PROBLEM REQUIREMENTS — Your task is to output the data exactly as it stands.

Collected data

______________________________

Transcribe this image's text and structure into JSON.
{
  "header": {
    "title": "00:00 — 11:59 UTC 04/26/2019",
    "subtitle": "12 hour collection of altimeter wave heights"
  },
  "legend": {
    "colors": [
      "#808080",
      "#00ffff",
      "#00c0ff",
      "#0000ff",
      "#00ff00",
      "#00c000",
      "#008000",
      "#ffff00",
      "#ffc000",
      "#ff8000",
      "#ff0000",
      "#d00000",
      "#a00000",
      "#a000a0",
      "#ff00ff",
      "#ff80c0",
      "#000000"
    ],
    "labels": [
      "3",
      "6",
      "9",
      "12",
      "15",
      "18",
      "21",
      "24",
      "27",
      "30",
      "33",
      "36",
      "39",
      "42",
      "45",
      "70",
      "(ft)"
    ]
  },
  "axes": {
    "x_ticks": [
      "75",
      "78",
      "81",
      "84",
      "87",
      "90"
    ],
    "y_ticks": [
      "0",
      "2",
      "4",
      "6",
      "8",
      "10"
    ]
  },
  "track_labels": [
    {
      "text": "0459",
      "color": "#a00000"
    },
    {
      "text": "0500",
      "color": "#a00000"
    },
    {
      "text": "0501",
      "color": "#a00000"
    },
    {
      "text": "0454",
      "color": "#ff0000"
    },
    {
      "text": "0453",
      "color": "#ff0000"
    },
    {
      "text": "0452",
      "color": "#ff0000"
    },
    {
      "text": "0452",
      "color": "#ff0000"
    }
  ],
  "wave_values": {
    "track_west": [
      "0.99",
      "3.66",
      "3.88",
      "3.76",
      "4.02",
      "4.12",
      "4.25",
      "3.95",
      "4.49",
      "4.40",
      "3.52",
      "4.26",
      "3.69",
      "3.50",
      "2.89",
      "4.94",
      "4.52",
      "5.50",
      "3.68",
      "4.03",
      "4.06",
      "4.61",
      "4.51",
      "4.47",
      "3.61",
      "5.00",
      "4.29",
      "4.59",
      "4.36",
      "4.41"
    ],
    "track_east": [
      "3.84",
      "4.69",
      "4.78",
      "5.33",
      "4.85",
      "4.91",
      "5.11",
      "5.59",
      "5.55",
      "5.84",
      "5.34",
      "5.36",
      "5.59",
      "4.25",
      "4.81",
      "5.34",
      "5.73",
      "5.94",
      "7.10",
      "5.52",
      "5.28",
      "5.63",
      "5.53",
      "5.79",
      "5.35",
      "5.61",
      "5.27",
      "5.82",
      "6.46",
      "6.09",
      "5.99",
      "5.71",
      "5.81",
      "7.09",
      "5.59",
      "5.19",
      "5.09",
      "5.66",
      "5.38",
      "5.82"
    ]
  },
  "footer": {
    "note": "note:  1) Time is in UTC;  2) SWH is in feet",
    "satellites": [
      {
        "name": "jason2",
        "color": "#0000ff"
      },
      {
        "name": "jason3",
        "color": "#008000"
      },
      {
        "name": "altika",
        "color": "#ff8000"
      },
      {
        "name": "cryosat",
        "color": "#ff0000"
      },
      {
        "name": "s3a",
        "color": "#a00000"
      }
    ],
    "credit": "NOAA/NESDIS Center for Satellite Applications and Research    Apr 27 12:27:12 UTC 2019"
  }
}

______________________________

ANSWER TO THIS EXERCISE —
Transcribe this image's text and structure into JSON.
{
  "header": {
    "title": "00:00 — 11:59 UTC 04/26/2019",
    "subtitle": "12 hour collection of altimeter wave heights"
  },
  "legend": {
    "colors": [
      "#808080",
      "#00ffff",
      "#00c0ff",
      "#0000ff",
      "#00ff00",
      "#00c000",
      "#008000",
      "#ffff00",
      "#ffc000",
      "#ff8000",
      "#ff0000",
      "#d00000",
      "#a00000",
      "#a000a0",
      "#ff00ff",
      "#ff80c0",
      "#000000"
    ],
    "labels": [
      "3",
      "6",
      "9",
      "12",
      "15",
      "18",
      "21",
      "24",
      "27",
      "30",
      "33",
      "36",
      "39",
      "42",
      "45",
      "70",
      "(ft)"
    ]
  },
  "axes": {
    "x_ticks": [
      "75",
      "78",
      "81",
      "84",
      "87",
      "90"
    ],
    "y_ticks": [
      "0",
      "2",
      "4",
      "6",
      "8",
      "10"
    ]
  },
  "track_labels": [
    {
      "text": "0459",
      "color": "#a00000"
    },
    {
      "text": "0500",
      "color": "#a00000"
    },
    {
      "text": "0501",
      "color": "#a00000"
    },
    {
      "text": "0454",
      "color": "#ff0000"
    },
    {
      "text": "0453",
      "color": "#ff0000"
    },
    {
      "text": "0452",
      "color": "#ff0000"
    },
    {
      "text": "0452",
      "color": "#ff0000"
    }
  ],
  "wave_values": {
    "track_west": [
      "0.99",
      "3.66",
      "3.88",
      "3.76",
      "4.02",
      "4.12",
      "4.25",
      "3.95",
      "4.49",
      "4.40",
      "3.52",
      "4.26",
      "3.69",
      "3.50",
      "2.89",
      "4.94",
      "4.52",
      "5.50",
      "3.68",
      "4.03",
      "4.06",
      "4.61",
      "4.51",
      "4.47",
      "3.61",
      "5.00",
      "4.29",
      "4.59",
      "4.36",
      "4.41"
    ],
    "track_east": [
      "3.84",
      "4.69",
      "4.78",
      "5.33",
      "4.85",
      "4.91",
      "5.11",
      "5.59",
      "5.55",
      "5.84",
      "5.34",
      "5.36",
      "5.59",
      "4.25",
      "4.81",
      "5.34",
      "5.73",
      "5.94",
      "7.10",
      "5.52",
      "5.28",
      "5.63",
      "5.53",
      "5.79",
      "5.35",
      "5.61",
      "5.27",
      "5.82",
      "6.46",
      "6.09",
      "5.99",
      "5.71",
      "5.81",
      "7.09",
      "5.59",
      "5.19",
      "5.09",
      "5.66",
      "5.38",
      "5.82"
    ]
  },
  "footer": {
    "note": "note:  1) Time is in UTC;  2) SWH is in feet",
    "satellites": [
      {
        "name": "jason2",
        "color": "#0000ff"
      },
      {
        "name": "jason3",
        "color": "#008000"
      },
      {
        "name": "altika",
        "color": "#ff8000"
      },
      {
        "name": "cryosat",
        "color": "#ff0000"
      },
      {
        "name": "s3a",
        "color": "#a00000"
      }
    ],
    "credit": "NOAA/NESDIS Center for Satellite Applications and Research    Apr 27 12:27:12 UTC 2019"
  }
}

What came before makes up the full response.